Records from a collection
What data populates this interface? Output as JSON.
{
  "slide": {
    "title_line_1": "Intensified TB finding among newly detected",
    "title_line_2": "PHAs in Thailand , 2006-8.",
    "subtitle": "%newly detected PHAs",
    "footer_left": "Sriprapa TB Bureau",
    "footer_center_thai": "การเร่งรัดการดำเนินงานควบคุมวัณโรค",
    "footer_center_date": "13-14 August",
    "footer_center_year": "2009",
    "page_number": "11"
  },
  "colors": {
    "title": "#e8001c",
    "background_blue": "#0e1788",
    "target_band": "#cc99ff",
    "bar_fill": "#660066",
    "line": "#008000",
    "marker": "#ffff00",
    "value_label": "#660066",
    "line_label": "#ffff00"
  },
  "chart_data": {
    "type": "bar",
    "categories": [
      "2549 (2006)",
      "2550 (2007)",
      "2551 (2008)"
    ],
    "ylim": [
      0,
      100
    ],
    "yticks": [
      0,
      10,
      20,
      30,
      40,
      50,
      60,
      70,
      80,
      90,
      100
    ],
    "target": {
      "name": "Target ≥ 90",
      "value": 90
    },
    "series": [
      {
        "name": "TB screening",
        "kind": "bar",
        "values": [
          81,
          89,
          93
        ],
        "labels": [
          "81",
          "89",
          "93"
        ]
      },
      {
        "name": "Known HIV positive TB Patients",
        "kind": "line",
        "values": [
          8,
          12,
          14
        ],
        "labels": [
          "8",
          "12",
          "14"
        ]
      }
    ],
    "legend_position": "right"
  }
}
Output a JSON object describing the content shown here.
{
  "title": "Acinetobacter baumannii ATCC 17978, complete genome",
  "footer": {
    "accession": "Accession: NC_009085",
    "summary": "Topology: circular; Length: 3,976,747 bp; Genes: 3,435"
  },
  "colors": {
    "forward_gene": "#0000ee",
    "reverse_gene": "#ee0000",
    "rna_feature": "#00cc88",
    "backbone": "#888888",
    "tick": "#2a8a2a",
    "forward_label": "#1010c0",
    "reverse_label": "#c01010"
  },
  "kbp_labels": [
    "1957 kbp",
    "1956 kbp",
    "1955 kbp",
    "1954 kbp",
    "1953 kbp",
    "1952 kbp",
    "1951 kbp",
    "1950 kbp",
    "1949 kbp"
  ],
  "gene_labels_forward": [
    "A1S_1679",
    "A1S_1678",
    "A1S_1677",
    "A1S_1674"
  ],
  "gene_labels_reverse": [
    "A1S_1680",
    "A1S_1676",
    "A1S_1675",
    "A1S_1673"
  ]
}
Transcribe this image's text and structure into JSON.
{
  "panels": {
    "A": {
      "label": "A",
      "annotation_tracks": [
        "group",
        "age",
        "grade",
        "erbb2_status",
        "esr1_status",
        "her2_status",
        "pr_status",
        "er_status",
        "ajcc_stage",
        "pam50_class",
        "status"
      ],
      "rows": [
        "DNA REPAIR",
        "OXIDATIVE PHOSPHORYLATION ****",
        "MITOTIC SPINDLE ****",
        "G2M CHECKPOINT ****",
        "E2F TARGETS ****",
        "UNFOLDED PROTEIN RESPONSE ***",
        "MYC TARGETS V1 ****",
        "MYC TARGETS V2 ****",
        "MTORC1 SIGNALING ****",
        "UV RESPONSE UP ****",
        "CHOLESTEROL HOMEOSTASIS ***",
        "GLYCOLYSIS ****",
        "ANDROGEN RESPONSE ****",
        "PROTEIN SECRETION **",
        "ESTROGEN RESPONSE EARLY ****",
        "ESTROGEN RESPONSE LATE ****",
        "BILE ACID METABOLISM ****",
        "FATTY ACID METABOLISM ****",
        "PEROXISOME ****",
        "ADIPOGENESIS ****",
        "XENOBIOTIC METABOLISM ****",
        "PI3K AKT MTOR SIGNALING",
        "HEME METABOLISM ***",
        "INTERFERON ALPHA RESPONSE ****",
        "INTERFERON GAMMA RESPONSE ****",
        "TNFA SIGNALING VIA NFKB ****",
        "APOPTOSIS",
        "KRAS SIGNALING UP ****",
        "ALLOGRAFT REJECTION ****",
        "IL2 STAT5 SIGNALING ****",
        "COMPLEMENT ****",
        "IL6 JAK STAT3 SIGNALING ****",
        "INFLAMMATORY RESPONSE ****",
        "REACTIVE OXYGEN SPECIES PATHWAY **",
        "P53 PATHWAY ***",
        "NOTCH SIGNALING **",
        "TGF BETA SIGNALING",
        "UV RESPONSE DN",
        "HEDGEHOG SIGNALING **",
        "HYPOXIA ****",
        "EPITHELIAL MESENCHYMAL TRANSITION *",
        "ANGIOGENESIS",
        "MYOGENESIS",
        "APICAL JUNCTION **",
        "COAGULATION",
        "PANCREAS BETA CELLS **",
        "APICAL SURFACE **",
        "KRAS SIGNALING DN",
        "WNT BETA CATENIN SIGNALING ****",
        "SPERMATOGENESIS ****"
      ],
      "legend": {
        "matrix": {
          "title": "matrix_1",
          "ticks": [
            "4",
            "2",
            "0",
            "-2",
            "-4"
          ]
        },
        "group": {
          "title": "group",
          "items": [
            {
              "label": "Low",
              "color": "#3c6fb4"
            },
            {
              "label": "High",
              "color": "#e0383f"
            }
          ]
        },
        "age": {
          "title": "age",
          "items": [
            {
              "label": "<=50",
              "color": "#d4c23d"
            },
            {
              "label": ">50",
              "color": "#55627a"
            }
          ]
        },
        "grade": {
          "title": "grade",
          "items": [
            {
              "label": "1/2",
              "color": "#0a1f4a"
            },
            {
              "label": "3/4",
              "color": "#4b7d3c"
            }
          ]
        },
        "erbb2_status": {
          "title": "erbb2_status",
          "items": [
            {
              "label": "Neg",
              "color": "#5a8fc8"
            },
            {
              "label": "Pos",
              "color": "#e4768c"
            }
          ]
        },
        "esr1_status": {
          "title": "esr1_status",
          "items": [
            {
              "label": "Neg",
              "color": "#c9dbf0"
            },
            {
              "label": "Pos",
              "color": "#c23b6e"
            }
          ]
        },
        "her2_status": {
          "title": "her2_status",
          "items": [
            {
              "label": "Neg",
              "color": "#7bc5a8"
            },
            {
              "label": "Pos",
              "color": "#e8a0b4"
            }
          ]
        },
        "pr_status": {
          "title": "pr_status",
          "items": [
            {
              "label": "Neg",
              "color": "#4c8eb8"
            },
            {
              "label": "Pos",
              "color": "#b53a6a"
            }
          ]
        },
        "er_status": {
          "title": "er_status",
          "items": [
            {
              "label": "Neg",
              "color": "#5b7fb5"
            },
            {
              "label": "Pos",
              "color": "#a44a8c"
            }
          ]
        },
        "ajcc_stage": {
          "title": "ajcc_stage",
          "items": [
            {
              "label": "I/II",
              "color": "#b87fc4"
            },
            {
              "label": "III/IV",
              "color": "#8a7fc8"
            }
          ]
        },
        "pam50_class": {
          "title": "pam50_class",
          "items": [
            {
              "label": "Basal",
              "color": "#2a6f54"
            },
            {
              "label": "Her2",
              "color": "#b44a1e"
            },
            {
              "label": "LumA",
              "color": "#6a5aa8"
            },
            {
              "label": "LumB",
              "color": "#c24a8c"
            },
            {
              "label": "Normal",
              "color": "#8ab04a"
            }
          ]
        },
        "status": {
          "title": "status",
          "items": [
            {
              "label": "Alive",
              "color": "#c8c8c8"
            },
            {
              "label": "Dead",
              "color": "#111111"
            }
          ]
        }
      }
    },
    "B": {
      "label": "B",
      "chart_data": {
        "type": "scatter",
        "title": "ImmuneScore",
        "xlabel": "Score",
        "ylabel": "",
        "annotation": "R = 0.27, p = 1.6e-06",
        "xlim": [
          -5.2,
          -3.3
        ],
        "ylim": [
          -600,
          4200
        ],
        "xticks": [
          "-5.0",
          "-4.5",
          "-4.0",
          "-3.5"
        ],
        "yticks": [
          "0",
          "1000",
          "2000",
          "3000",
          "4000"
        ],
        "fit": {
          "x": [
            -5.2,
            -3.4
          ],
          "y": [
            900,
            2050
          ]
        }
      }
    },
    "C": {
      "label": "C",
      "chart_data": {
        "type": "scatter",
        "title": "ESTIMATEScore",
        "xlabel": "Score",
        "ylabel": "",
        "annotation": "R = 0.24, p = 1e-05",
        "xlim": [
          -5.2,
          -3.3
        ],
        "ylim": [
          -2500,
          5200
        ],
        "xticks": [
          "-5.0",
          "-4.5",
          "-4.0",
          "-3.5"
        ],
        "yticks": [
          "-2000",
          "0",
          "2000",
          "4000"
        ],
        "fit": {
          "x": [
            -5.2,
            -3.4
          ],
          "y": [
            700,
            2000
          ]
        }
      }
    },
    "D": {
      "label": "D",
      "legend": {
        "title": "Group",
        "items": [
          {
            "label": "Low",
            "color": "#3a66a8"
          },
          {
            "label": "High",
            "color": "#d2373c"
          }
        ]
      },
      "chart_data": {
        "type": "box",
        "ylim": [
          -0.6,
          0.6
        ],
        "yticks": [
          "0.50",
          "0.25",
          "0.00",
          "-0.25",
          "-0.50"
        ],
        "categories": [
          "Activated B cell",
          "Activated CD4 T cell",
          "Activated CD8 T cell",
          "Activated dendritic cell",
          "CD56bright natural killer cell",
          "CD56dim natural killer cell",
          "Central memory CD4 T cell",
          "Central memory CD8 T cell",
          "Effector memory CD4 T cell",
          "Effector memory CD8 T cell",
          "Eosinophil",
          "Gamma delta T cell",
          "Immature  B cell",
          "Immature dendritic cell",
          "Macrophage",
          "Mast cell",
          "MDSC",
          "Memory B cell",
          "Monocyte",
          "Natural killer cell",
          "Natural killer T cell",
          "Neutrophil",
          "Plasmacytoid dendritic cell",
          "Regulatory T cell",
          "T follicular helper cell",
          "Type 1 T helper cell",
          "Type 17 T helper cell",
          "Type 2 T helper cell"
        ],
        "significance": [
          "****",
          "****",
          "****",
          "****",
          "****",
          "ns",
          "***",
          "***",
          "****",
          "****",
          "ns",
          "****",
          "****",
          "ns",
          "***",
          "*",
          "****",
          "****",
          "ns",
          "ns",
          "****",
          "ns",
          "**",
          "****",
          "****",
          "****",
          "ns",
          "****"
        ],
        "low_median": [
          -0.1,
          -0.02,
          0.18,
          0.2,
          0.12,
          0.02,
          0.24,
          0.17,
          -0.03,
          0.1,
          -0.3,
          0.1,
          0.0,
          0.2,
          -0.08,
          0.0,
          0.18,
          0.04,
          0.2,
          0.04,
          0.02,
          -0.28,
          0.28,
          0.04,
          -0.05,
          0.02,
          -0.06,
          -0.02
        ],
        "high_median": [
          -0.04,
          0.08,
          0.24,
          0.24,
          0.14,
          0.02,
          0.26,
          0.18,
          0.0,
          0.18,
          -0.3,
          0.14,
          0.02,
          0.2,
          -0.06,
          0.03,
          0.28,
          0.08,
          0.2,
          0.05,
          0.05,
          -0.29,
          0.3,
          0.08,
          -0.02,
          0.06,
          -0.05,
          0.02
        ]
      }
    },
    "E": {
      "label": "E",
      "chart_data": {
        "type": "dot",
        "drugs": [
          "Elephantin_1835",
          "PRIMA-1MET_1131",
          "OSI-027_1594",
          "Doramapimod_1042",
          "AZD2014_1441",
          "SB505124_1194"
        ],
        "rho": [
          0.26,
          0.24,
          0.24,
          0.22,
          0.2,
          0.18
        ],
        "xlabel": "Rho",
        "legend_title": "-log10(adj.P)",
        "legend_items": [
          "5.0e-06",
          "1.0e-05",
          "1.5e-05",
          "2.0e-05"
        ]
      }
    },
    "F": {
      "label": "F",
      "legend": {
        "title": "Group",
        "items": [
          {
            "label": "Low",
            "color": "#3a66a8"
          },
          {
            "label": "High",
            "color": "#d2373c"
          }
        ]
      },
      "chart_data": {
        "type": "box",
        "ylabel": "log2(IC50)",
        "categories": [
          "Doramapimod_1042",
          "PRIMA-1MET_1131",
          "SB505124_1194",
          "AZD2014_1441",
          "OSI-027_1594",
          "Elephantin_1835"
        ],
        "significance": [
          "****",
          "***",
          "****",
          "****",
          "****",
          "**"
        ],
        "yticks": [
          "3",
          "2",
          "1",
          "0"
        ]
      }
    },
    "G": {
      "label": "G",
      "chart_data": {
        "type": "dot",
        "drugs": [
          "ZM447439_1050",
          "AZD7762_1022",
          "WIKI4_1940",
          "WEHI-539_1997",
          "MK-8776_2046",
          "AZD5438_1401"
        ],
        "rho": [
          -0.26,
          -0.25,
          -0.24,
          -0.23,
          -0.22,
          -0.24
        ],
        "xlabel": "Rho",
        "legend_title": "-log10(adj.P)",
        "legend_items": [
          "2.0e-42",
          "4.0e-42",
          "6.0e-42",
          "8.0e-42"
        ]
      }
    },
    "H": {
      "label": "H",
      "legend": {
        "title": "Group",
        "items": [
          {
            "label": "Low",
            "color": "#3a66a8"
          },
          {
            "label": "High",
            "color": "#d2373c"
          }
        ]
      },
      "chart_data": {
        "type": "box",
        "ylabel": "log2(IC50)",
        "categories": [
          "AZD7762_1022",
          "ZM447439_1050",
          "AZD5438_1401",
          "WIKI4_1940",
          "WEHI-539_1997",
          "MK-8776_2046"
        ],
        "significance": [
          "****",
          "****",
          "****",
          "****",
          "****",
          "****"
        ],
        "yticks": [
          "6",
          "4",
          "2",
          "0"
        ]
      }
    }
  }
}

• WORK REQUIRED:
Copy all the lines from the data above that hold the word "METABOLISM".

• ANSWER TO THIS EXERCISE:
        "BILE ACID METABOLISM ****",
        "FATTY ACID METABOLISM ****",
        "XENOBIOTIC METABOLISM ****",
        "HEME METABOLISM ***",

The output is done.